[start]

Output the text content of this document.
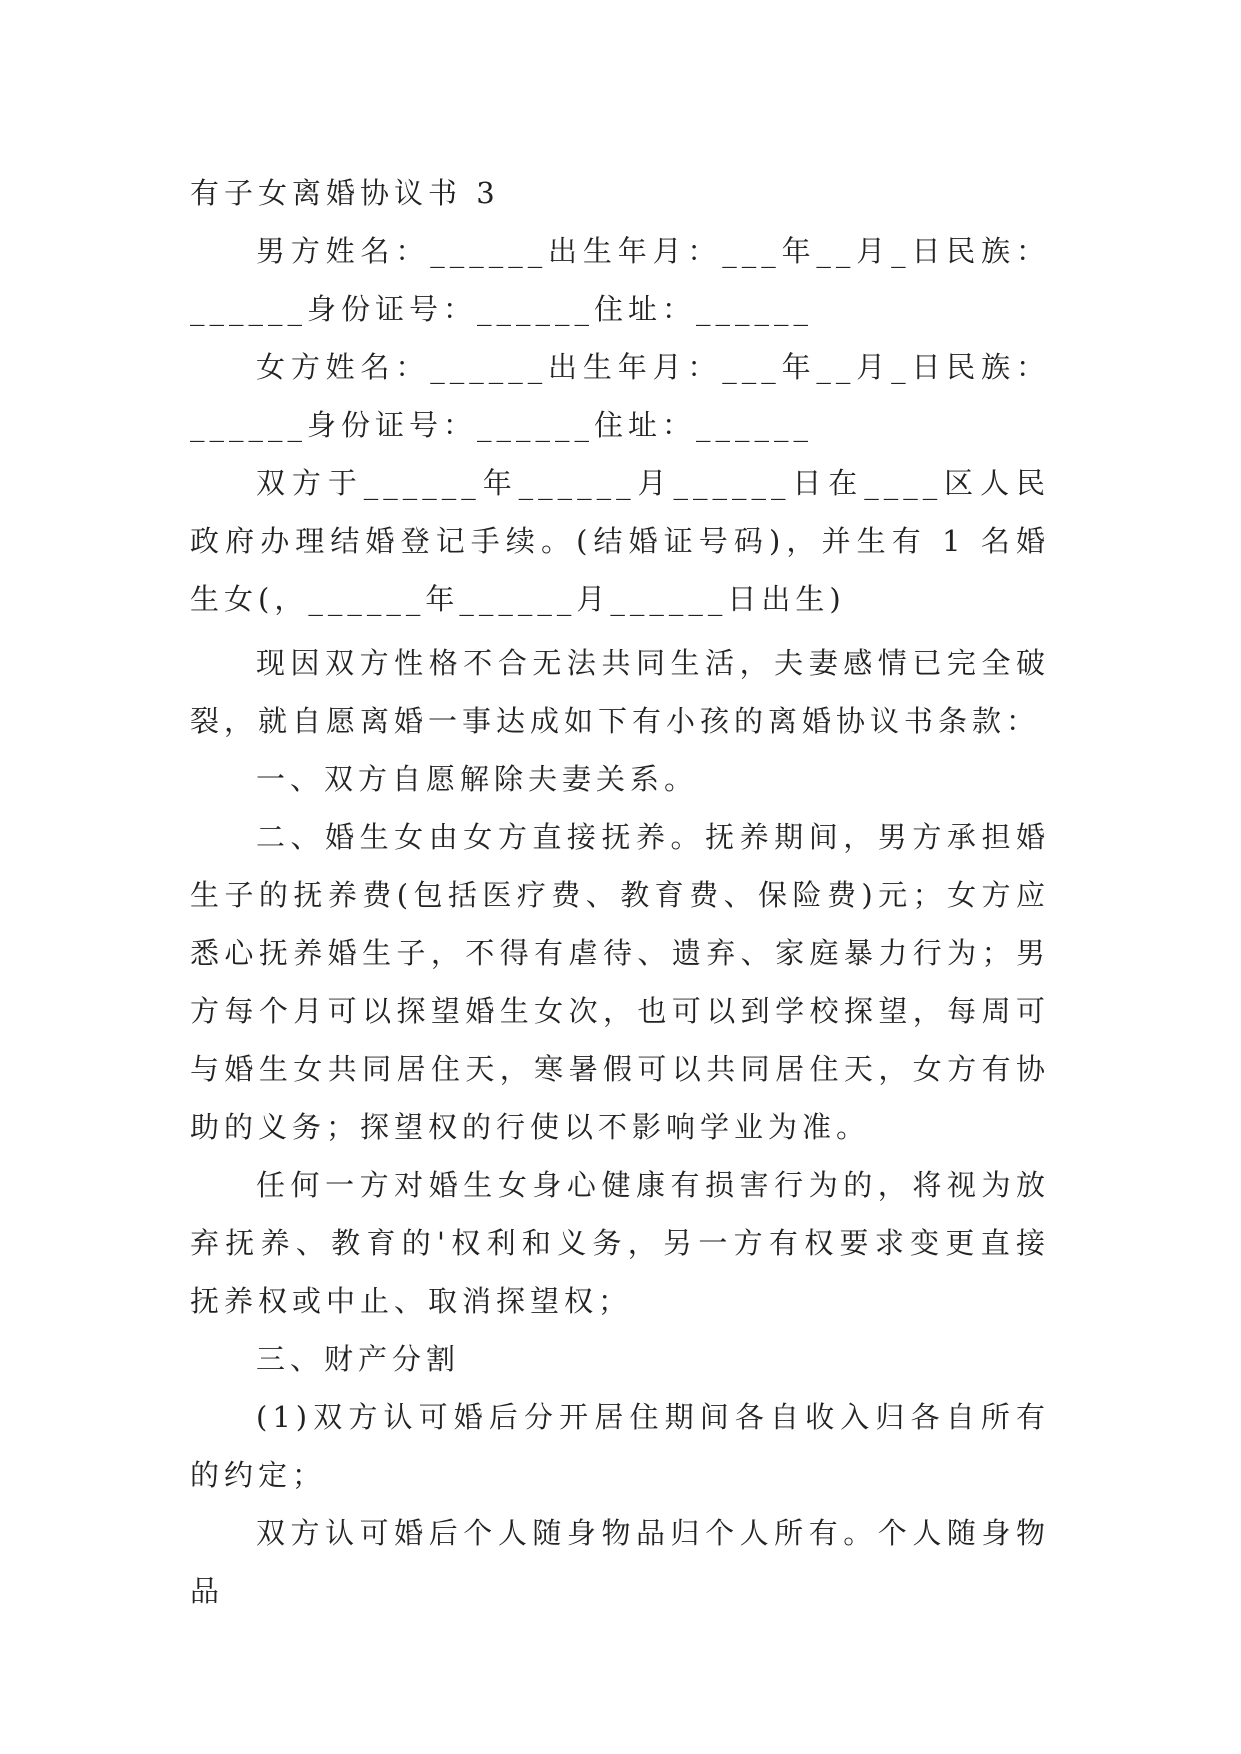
有子女离婚协议书 3

男方姓名：______出生年月：___年__月_日民族：______身份证号：______住址：______

女方姓名：______出生年月：___年__月_日民族：______身份证号：______住址：______

双方于______年______月______日在____区人民政府办理结婚登记手续。(结婚证号码)，并生有 1 名婚生女(，______年______月______日出生)

现因双方性格不合无法共同生活，夫妻感情已完全破裂，就自愿离婚一事达成如下有小孩的离婚协议书条款：

一、双方自愿解除夫妻关系。

二、婚生女由女方直接抚养。抚养期间，男方承担婚生子的抚养费(包括医疗费、教育费、保险费)元；女方应悉心抚养婚生子，不得有虐待、遗弃、家庭暴力行为；男方每个月可以探望婚生女次，也可以到学校探望，每周可与婚生女共同居住天，寒暑假可以共同居住天，女方有协助的义务；探望权的行使以不影响学业为准。

任何一方对婚生女身心健康有损害行为的，将视为放弃抚养、教育的'权利和义务，另一方有权要求变更直接抚养权或中止、取消探望权；

三、财产分割

(1)双方认可婚后分开居住期间各自收入归各自所有的约定；

双方认可婚后个人随身物品归个人所有。个人随身物品
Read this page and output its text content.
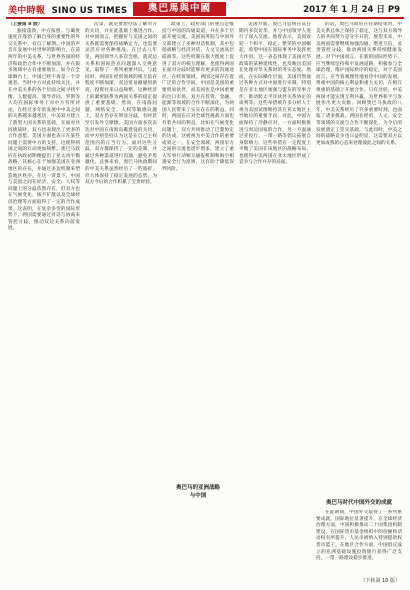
美中時報 SINO US TIMES	奥巴馬與中國	2017 年 1 月 24 日 P9

（上接第 8 版）

独接蓬勃，中方按照。与确度速度在蓬勃了解自身的重要性的外交关系中，有自了解期、中国的声音在发展中对世界的影响力，在前两年的中美关系，与世界各国的经济和政治合作中不断加深，并在很多领域中占有重要地位。如今在全球舞台上，中国已经不再是一个旁观者。当时中方对此持续关注，并在中美关系的各个层面之间寻找平衡。人数提高、领导者同、罗斯等人均在国际事务上对中方有所评论，在经过多年的发展中中美之间的关系越来越密切，中美双方建立了新型大国关系的基础，在面对共同挑战时，双方也表现出了更多的合作意愿。美国方面也表示在某些问题上需要中方的支持，这使得两国之间的互动更加频繁。奥巴马政府在执政初期便提出了亚太再平衡战略，其核心在于加强美国在亚洲地区的存在，并通过多边机制来塑造地区秩序。在这一背景下，中国与美国之间在经济、安全、人权等问题上的分歧依然存在，但双方也在气候变化、核不扩散以及全球经济治理等方面取得了一定的合作成果。这表明，在复杂多变的国际形势下，两国需要通过对话与协商来管控分歧，推动双边关系向前发展。

次第，就是要想办法了解对方的关切，并在此基础上推进合作。对中国而言，把握好与美国之间的关系既需要保持战略定力，也需要灵活应对各种挑战。在过去八年里，两国领导人多次会晤，就双边关系和国际热点问题深入交换意见，取得了一系列重要共识。与此同时，两国在经贸领域的相互依存程度不断加深，双边贸易额屡创新高，投资往来日益频繁。这种经济上的紧密联系为两国关系的稳定提供了重要基础。然而，在南海问题、网络安全、人权等敏感议题上，双方仍存在明显分歧，有时甚至引发外交摩擦。美国方面多次表达对中国在南海岛礁建设的关切，而中方则坚持认为这是在自己主权范围内的正当行为。面对这些分歧，双方都保持了一定的克制，并通过各种渠道进行沟通，避免矛盾激化。总体来看，奥巴马执政期间的中美关系虽然经历了一些波折，但大体保持了稳定发展的态势，为双方今后的合作积累了宝贵经验。

政策上，政府部门的重点是维持与中国的沟通渠道，并在多个层面开展交流。美国国务院与中国外交部建立了多种对话机制，其中包括战略与经济对话、人文交流高层磋商等。这些机制在很大程度上促进了双方的相互理解，也使得两国在面对分歧时能够有更多的沟通途径。在经贸领域，两国之间存在着广泛的合作空间。中国是美国的重要贸易伙伴，而美国也是中国重要的出口市场。双方在投资、金融、能源等领域的合作不断深化，为两国人民带来了实实在在的利益。同时，两国在应对全球性挑战方面也有着共同的利益，比如在气候变化问题上，双方共同推动了巴黎协定的达成，这被视为中美合作的重要成果之一。在安全领域，两国军方之间的交流也逐步增多，建立了重大军事行动相互通报机制和海空相遇安全行为准则，这有助于降低误判风险。

奥巴马的亚洲战略
与中国

美国方面，奥巴马总统在其任期内多次访华，并与中国领导人进行了深入交流。他曾表示，美国欢迎一个和平、稳定、繁荣的中国崛起，希望中国在国际事务中发挥更大作用。这一表态体现了美国对华政策的某种延续性，也反映出美国在处理对华关系时的务实态度。然而，在实际操作层面，美国仍然通过各种方式对中国进行牵制，特别是在亚太地区加强与盟友的军事合作，推动跨太平洋伙伴关系协定的谈判等。这些举措被许多分析人士视为美国试图维持其在亚太地区主导地位的重要手段。对此，中国方面保持了冷静应对，一方面积极推进与周边国家的合作，另一方面通过亚投行、一带一路等倡议拓展自身影响力。这些举措在一定程度上平衡了美国在该地区的战略布局，也使得中美两国在亚太地区形成了竞争与合作并存的局面。

的话，奥巴马政府在任期结束时，中美关系总体上保持了稳定，这与双方领导人的共同努力是分不开的。展望未来，中美两国需要继续加强沟通，增进互信，妥善管控分歧，推动两国关系持续健康发展。对于中国而言，在新的国际形势下，应当继续坚持和平发展道路，积极参与全球治理，维护国际秩序的稳定。对于美国而言，应当客观理性地看待中国的发展，尊重中国的核心利益和重大关切，在相互尊重的基础上开展合作。只有这样，中美两国才能实现互利共赢，为世界和平与发展作出更大贡献。回顾奥巴马执政的八年，中美关系经历了许多重要时刻，也面临了诸多挑战。两国在经贸、人文、安全等领域的交流与合作不断深化，为今后的发展奠定了坚实基础。与此同时，中美之间的战略竞争也日益明显，这需要双方以更加成熟的心态来处理彼此之间的关系。

奥巴马时代中国外交的成就

在此期间，中国外交取得了一系列重要成就，国际地位显著提升。在全球经济治理方面，中国积极推动二十国集团机制建设，在国际货币基金组织中的份额和话语权有所提升，人民币被纳入特别提款权货币篮子。在地区合作方面，中国倡议成立的亚洲基础设施投资银行获得广泛支持，一带一路建设稳步推进。

（下转第 10 版）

[end]

- **GIVEN TASK**
Return all of the data exactly as written, and drop the pictures.

- **PROBLEM SOLUTION**
Output the text content of this document.
有子女离婚协议书 3

男方姓名：______出生年月：___年__月_日民族：______身份证号：______住址：______

女方姓名：______出生年月：___年__月_日民族：______身份证号：______住址：______

双方于______年______月______日在____区人民政府办理结婚登记手续。(结婚证号码)，并生有 1 名婚生女(，______年______月______日出生)

现因双方性格不合无法共同生活，夫妻感情已完全破裂，就自愿离婚一事达成如下有小孩的离婚协议书条款：

一、双方自愿解除夫妻关系。

二、婚生女由女方直接抚养。抚养期间，男方承担婚生子的抚养费(包括医疗费、教育费、保险费)元；女方应悉心抚养婚生子，不得有虐待、遗弃、家庭暴力行为；男方每个月可以探望婚生女次，也可以到学校探望，每周可与婚生女共同居住天，寒暑假可以共同居住天，女方有协助的义务；探望权的行使以不影响学业为准。

任何一方对婚生女身心健康有损害行为的，将视为放弃抚养、教育的'权利和义务，另一方有权要求变更直接抚养权或中止、取消探望权；

三、财产分割

(1)双方认可婚后分开居住期间各自收入归各自所有的约定；

双方认可婚后个人随身物品归个人所有。个人随身物品
Read this page and output its text content.
美中時報 SINO US TIMES	奥巴馬與中國	2017 年 1 月 24 日 P9

（上接第 8 版）

独接蓬勃，中方按照。与确度速度在蓬勃了解自身的重要性的外交关系中，有自了解期、中国的声音在发展中对世界的影响力，在前两年的中美关系，与世界各国的经济和政治合作中不断加深，并在很多领域中占有重要地位。如今在全球舞台上，中国已经不再是一个旁观者。当时中方对此持续关注，并在中美关系的各个层面之间寻找平衡。人数提高、领导者同、罗斯等人均在国际事务上对中方有所评论，在经过多年的发展中中美之间的关系越来越密切，中美双方建立了新型大国关系的基础，在面对共同挑战时，双方也表现出了更多的合作意愿。美国方面也表示在某些问题上需要中方的支持，这使得两国之间的互动更加频繁。奥巴马政府在执政初期便提出了亚太再平衡战略，其核心在于加强美国在亚洲地区的存在，并通过多边机制来塑造地区秩序。在这一背景下，中国与美国之间在经济、安全、人权等问题上的分歧依然存在，但双方也在气候变化、核不扩散以及全球经济治理等方面取得了一定的合作成果。这表明，在复杂多变的国际形势下，两国需要通过对话与协商来管控分歧，推动双边关系向前发展。

次第，就是要想办法了解对方的关切，并在此基础上推进合作。对中国而言，把握好与美国之间的关系既需要保持战略定力，也需要灵活应对各种挑战。在过去八年里，两国领导人多次会晤，就双边关系和国际热点问题深入交换意见，取得了一系列重要共识。与此同时，两国在经贸领域的相互依存程度不断加深，双边贸易额屡创新高，投资往来日益频繁。这种经济上的紧密联系为两国关系的稳定提供了重要基础。然而，在南海问题、网络安全、人权等敏感议题上，双方仍存在明显分歧，有时甚至引发外交摩擦。美国方面多次表达对中国在南海岛礁建设的关切，而中方则坚持认为这是在自己主权范围内的正当行为。面对这些分歧，双方都保持了一定的克制，并通过各种渠道进行沟通，避免矛盾激化。总体来看，奥巴马执政期间的中美关系虽然经历了一些波折，但大体保持了稳定发展的态势，为双方今后的合作积累了宝贵经验。

政策上，政府部门的重点是维持与中国的沟通渠道，并在多个层面开展交流。美国国务院与中国外交部建立了多种对话机制，其中包括战略与经济对话、人文交流高层磋商等。这些机制在很大程度上促进了双方的相互理解，也使得两国在面对分歧时能够有更多的沟通途径。在经贸领域，两国之间存在着广泛的合作空间。中国是美国的重要贸易伙伴，而美国也是中国重要的出口市场。双方在投资、金融、能源等领域的合作不断深化，为两国人民带来了实实在在的利益。同时，两国在应对全球性挑战方面也有着共同的利益，比如在气候变化问题上，双方共同推动了巴黎协定的达成，这被视为中美合作的重要成果之一。在安全领域，两国军方之间的交流也逐步增多，建立了重大军事行动相互通报机制和海空相遇安全行为准则，这有助于降低误判风险。

奥巴马的亚洲战略
与中国

美国方面，奥巴马总统在其任期内多次访华，并与中国领导人进行了深入交流。他曾表示，美国欢迎一个和平、稳定、繁荣的中国崛起，希望中国在国际事务中发挥更大作用。这一表态体现了美国对华政策的某种延续性，也反映出美国在处理对华关系时的务实态度。然而，在实际操作层面，美国仍然通过各种方式对中国进行牵制，特别是在亚太地区加强与盟友的军事合作，推动跨太平洋伙伴关系协定的谈判等。这些举措被许多分析人士视为美国试图维持其在亚太地区主导地位的重要手段。对此，中国方面保持了冷静应对，一方面积极推进与周边国家的合作，另一方面通过亚投行、一带一路等倡议拓展自身影响力。这些举措在一定程度上平衡了美国在该地区的战略布局，也使得中美两国在亚太地区形成了竞争与合作并存的局面。

的话，奥巴马政府在任期结束时，中美关系总体上保持了稳定，这与双方领导人的共同努力是分不开的。展望未来，中美两国需要继续加强沟通，增进互信，妥善管控分歧，推动两国关系持续健康发展。对于中国而言，在新的国际形势下，应当继续坚持和平发展道路，积极参与全球治理，维护国际秩序的稳定。对于美国而言，应当客观理性地看待中国的发展，尊重中国的核心利益和重大关切，在相互尊重的基础上开展合作。只有这样，中美两国才能实现互利共赢，为世界和平与发展作出更大贡献。回顾奥巴马执政的八年，中美关系经历了许多重要时刻，也面临了诸多挑战。两国在经贸、人文、安全等领域的交流与合作不断深化，为今后的发展奠定了坚实基础。与此同时，中美之间的战略竞争也日益明显，这需要双方以更加成熟的心态来处理彼此之间的关系。

奥巴马时代中国外交的成就

在此期间，中国外交取得了一系列重要成就，国际地位显著提升。在全球经济治理方面，中国积极推动二十国集团机制建设，在国际货币基金组织中的份额和话语权有所提升，人民币被纳入特别提款权货币篮子。在地区合作方面，中国倡议成立的亚洲基础设施投资银行获得广泛支持，一带一路建设稳步推进。

（下转第 10 版）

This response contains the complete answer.